31 January 2025

tl;dr Dating all the way back to the earliest of databases, data has had a "shape" to it, a natural schematic form that defines the various "atoms" and "molecules" that the database understands naturally. Relational data, such as that described by SQL and relational databases, is only one such shape; the various "NoSQL" databases often offer a different shape, but it's not always the same. What's more, just because a database uses a non-relational shape doesn't mean it's a natural fit to your object-programming language's code. When it doesn't, you have an impedance mismatch, which has to be solved somewhere (usually to the detriment of your code and complexity budget).

(BTW, much of this material is stuff I've covered in the past in talks and other materials, but never really with this level of focus; if it sounds familiar, you've probably already heard me yak on about it before, so you might choose to move on.)

The Atom of Data: The Bit

Fundamentally, all data boils down to a single bit, 1 or 0. Everything that ever crosses a CPU, resides in RAM, or is stored on disk, is made up of dozens, hundreds, thousands, millions or even billions of these. Beyond that, though, the bit is entirely uninteresting, because with the very rare exception of either writing assembly code by hand or working with bitmasks in a higher-level language (lookin' at you, C), we don't really deal with bits very often. Even native boolean types are often "widened" out to a larger value.

Er, I mean...

So while the bit is useful and necessary to understand at a foundational level, its purpose here is to combine in various ways to create higher-level data types, which are usually made atomic at the language or data-storage level:

But these are just numbers; a good chunk of our data is stored in human text, a la strings, which are collections of 8-bit bytes (if it's stored in ASCII) or 16- to 64-bit Unicode Transfer Format chunks; this is where UTF-8, UTF-16, and/or UTF-32 comes into play. And, in many cases, since we don't know how long a string should be (are we storing a single word from the dictionary, or the entire collected works of Shakespeare?), we have to either set a special value aside to indicate the end of the string (C used the value 0, or NULL, to indicate the end of its byte-wide strings storing ASCII characters, hence giving us the term "NULL-terminated ASCII string"), or we have to capture the length somewhere (Pascal put the length in the first byte, so that the first character in the string was always at index 1, which neatly offset the C quirk of the first byte being at index 0, but also led to a max size of 255 characters for the string), or we just have to set a fixed size and assume the string falls under that length, or something.

Wait, we were talking about databases

Any database system worth its weight in weightless bits will define a set of "native" types that it understands atomically, just as programming languages do. The SQL standard, for example, defines a set of types like VARCHAR, a length-unlimited string type, or VARCHAR(2000), a string that can store up to 2000 characters. There's usually some performance- or feature-related consequences for choosing one over another, but these types form some of the core "atoms" of what we can store in the database.

[The data]:
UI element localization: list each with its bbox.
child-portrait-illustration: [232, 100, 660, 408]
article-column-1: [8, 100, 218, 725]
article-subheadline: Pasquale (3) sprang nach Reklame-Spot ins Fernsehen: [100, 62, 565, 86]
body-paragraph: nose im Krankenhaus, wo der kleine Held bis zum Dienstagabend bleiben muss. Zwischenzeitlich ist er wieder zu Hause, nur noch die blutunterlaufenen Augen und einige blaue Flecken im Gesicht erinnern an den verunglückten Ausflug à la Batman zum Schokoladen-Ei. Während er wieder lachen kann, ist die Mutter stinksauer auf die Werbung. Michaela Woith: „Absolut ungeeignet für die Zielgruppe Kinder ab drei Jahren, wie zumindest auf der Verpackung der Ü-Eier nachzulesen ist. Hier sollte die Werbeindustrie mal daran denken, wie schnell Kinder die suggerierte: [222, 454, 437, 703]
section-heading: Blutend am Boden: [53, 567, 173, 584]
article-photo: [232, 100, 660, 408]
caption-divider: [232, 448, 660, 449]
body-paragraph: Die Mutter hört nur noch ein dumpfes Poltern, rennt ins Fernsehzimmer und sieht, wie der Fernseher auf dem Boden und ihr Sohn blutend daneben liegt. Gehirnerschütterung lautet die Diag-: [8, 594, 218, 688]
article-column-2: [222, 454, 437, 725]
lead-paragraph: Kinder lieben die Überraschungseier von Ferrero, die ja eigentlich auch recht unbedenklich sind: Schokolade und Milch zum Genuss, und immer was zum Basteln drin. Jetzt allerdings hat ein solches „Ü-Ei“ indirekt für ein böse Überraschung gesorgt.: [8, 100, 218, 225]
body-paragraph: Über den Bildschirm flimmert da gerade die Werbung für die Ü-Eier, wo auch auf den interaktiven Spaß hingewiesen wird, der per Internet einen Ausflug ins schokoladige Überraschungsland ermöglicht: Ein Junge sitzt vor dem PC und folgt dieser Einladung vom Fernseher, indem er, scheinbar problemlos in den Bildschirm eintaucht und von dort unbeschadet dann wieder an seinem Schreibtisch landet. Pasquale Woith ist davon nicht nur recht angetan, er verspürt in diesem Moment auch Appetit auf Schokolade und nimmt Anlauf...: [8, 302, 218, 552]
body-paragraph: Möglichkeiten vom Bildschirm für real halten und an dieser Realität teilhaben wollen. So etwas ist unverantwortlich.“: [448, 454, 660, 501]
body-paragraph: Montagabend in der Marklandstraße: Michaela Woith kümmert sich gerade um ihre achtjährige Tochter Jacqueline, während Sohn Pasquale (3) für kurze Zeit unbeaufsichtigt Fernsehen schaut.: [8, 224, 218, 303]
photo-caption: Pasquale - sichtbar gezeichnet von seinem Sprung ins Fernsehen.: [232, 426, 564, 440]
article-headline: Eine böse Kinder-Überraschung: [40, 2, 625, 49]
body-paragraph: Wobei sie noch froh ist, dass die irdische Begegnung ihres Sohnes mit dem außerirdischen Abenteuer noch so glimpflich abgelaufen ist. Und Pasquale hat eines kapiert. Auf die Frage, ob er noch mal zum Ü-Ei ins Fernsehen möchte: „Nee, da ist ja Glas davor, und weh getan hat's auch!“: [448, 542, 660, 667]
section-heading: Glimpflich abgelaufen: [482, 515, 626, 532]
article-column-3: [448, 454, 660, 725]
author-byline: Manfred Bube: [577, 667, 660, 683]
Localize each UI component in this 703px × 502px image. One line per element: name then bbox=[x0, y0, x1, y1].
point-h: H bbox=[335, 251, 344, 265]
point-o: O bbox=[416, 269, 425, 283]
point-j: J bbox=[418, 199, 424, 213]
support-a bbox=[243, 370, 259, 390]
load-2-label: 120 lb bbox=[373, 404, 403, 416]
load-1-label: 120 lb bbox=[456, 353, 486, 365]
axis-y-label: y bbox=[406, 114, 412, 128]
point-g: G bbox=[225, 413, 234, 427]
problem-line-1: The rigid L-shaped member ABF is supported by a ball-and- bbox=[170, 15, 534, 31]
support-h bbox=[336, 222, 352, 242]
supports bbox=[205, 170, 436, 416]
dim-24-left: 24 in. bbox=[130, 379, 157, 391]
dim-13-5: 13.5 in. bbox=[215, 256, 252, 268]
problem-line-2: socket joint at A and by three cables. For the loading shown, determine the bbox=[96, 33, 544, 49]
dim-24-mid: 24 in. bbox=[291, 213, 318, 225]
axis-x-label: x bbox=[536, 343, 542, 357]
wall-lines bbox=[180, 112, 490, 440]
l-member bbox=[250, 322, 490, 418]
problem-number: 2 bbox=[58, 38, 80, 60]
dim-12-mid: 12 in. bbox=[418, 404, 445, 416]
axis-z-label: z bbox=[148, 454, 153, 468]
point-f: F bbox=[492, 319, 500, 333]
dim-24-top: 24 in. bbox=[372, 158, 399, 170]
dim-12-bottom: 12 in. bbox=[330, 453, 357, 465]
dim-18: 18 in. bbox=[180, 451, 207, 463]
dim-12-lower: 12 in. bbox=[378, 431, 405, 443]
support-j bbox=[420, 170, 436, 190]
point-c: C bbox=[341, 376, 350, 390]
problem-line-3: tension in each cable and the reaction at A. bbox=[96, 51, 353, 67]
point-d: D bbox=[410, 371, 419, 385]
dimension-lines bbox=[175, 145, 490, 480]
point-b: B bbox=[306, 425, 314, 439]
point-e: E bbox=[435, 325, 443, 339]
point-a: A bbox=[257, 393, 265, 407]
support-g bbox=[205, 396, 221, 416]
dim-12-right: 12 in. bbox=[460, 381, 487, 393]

[Exercises]:
(A) In the passage on data shapes, what value did C use to mark the end of its byte-wide strings?
(B) Convert the rows above, everything from the first row down to the one containing "article-subheadline: Pasquale (3)", into a Markdown table with the columns Line and Text, where Line is the row number. Leave out blank lines.

[Answers for the exercise]:
(A) The value 0, or NULL.

(B)
| Line | Text |
|---|---|
| 1 | UI element localization: list each with its bbox. |
| 2 | child-portrait-illustration: [232, 100, 660, 408] |
| 3 | article-column-1: [8, 100, 218, 725] |
| 4 | article-subheadline: Pasquale (3) sprang nach Reklame-Spot ins Fernsehen: [100, 62, 565, 86] |